Stored records:
** BEGIN **

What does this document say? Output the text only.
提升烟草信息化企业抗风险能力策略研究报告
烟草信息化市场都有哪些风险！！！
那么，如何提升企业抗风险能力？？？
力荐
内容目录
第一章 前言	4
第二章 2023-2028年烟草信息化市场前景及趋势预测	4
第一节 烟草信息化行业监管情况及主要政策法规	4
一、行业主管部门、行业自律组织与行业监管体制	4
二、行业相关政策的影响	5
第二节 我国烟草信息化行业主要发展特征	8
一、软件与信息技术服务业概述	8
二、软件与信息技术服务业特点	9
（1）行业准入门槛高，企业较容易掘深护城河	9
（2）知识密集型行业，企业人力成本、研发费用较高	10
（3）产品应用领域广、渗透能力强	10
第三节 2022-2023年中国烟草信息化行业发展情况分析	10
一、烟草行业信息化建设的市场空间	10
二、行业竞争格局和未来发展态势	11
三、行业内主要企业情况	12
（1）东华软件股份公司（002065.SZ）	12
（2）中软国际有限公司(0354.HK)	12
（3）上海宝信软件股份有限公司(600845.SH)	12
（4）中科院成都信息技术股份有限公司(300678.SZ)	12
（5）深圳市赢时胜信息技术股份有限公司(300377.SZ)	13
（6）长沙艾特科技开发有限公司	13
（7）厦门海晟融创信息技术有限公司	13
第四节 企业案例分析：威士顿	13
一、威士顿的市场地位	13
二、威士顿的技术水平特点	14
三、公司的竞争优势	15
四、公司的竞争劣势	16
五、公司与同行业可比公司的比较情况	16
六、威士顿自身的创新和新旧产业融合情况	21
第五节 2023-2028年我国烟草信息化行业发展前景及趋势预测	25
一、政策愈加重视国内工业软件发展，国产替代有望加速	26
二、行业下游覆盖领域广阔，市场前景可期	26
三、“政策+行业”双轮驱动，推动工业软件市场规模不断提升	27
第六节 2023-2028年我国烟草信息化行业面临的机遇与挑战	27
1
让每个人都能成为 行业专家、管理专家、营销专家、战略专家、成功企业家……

** END **

Directions:
Reproduce all of the data exactly as given.

Answer to the exercise:
What does this document say? Output the text only.
提升烟草信息化企业抗风险能力策略研究报告
烟草信息化市场都有哪些风险！！！
那么，如何提升企业抗风险能力？？？
力荐
内容目录
第一章 前言	4
第二章 2023-2028年烟草信息化市场前景及趋势预测	4
第一节 烟草信息化行业监管情况及主要政策法规	4
一、行业主管部门、行业自律组织与行业监管体制	4
二、行业相关政策的影响	5
第二节 我国烟草信息化行业主要发展特征	8
一、软件与信息技术服务业概述	8
二、软件与信息技术服务业特点	9
（1）行业准入门槛高，企业较容易掘深护城河	9
（2）知识密集型行业，企业人力成本、研发费用较高	10
（3）产品应用领域广、渗透能力强	10
第三节 2022-2023年中国烟草信息化行业发展情况分析	10
一、烟草行业信息化建设的市场空间	10
二、行业竞争格局和未来发展态势	11
三、行业内主要企业情况	12
（1）东华软件股份公司（002065.SZ）	12
（2）中软国际有限公司(0354.HK)	12
（3）上海宝信软件股份有限公司(600845.SH)	12
（4）中科院成都信息技术股份有限公司(300678.SZ)	12
（5）深圳市赢时胜信息技术股份有限公司(300377.SZ)	13
（6）长沙艾特科技开发有限公司	13
（7）厦门海晟融创信息技术有限公司	13
第四节 企业案例分析：威士顿	13
一、威士顿的市场地位	13
二、威士顿的技术水平特点	14
三、公司的竞争优势	15
四、公司的竞争劣势	16
五、公司与同行业可比公司的比较情况	16
六、威士顿自身的创新和新旧产业融合情况	21
第五节 2023-2028年我国烟草信息化行业发展前景及趋势预测	25
一、政策愈加重视国内工业软件发展，国产替代有望加速	26
二、行业下游覆盖领域广阔，市场前景可期	26
三、“政策+行业”双轮驱动，推动工业软件市场规模不断提升	27
第六节 2023-2028年我国烟草信息化行业面临的机遇与挑战	27
1
让每个人都能成为 行业专家、管理专家、营销专家、战略专家、成功企业家……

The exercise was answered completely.